▶ _Requirements_
Lines containing the word "Kolkata" are to be located and copied.

▶ _Extracted information_
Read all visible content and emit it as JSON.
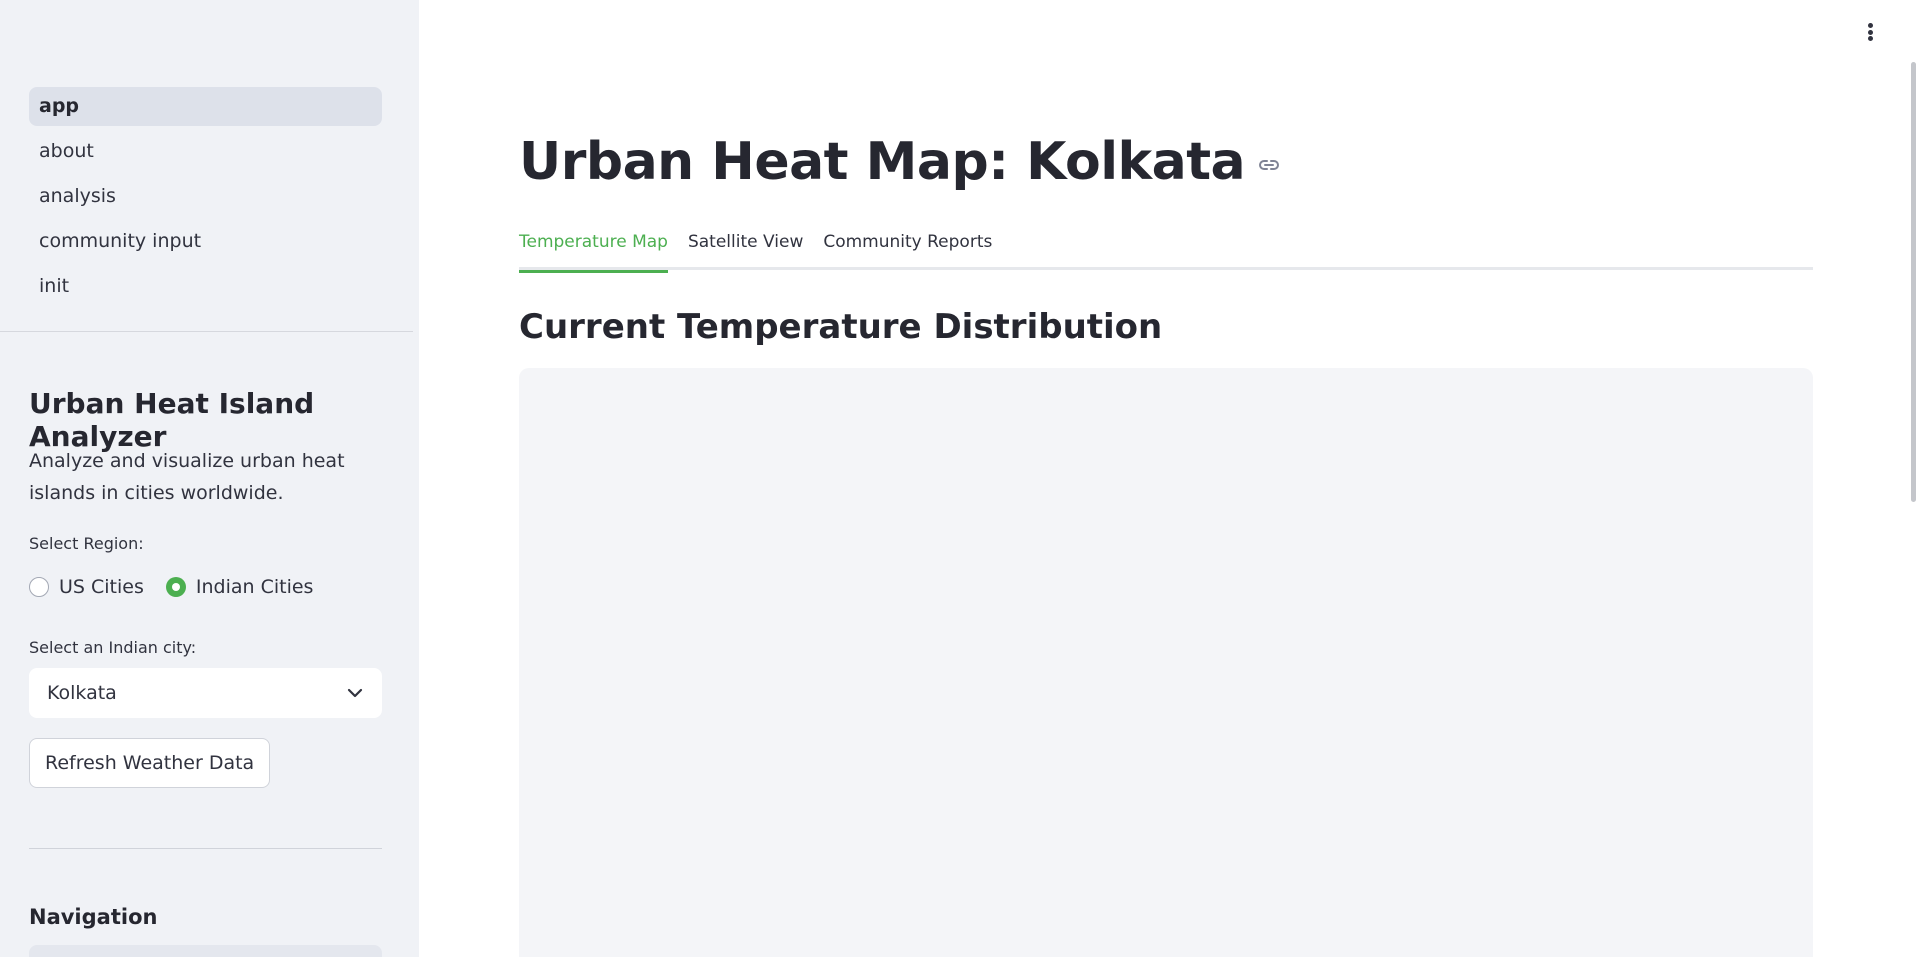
{
  "sidebar": {
    "pages": [
      {
        "label": "app",
        "active": true
      },
      {
        "label": "about",
        "active": false
      },
      {
        "label": "analysis",
        "active": false
      },
      {
        "label": "community input",
        "active": false
      },
      {
        "label": "init",
        "active": false
      }
    ],
    "title": "Urban Heat Island Analyzer",
    "description": "Analyze and visualize urban heat islands in cities worldwide.",
    "region_label": "Select Region:",
    "region_options": [
      {
        "label": "US Cities",
        "checked": false
      },
      {
        "label": "Indian Cities",
        "checked": true
      }
    ],
    "city_label": "Select an Indian city:",
    "city_selected": "Kolkata",
    "refresh_button": "Refresh Weather Data",
    "navigation_heading": "Navigation"
  },
  "main": {
    "title": "Urban Heat Map: Kolkata",
    "tabs": [
      {
        "label": "Temperature Map",
        "active": true
      },
      {
        "label": "Satellite View",
        "active": false
      },
      {
        "label": "Community Reports",
        "active": false
      }
    ],
    "section_title": "Current Temperature Distribution"
  },
  "colors": {
    "accent": "#4caf50",
    "sidebar_bg": "#f0f2f6",
    "text": "#31333f"
  },
  "icons": {
    "menu": "kebab-menu-icon",
    "anchor": "link-icon",
    "select": "chevron-down-icon"
  }
}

▶ _The reply_
    "city_selected": "Kolkata",
    "title": "Urban Heat Map: Kolkata",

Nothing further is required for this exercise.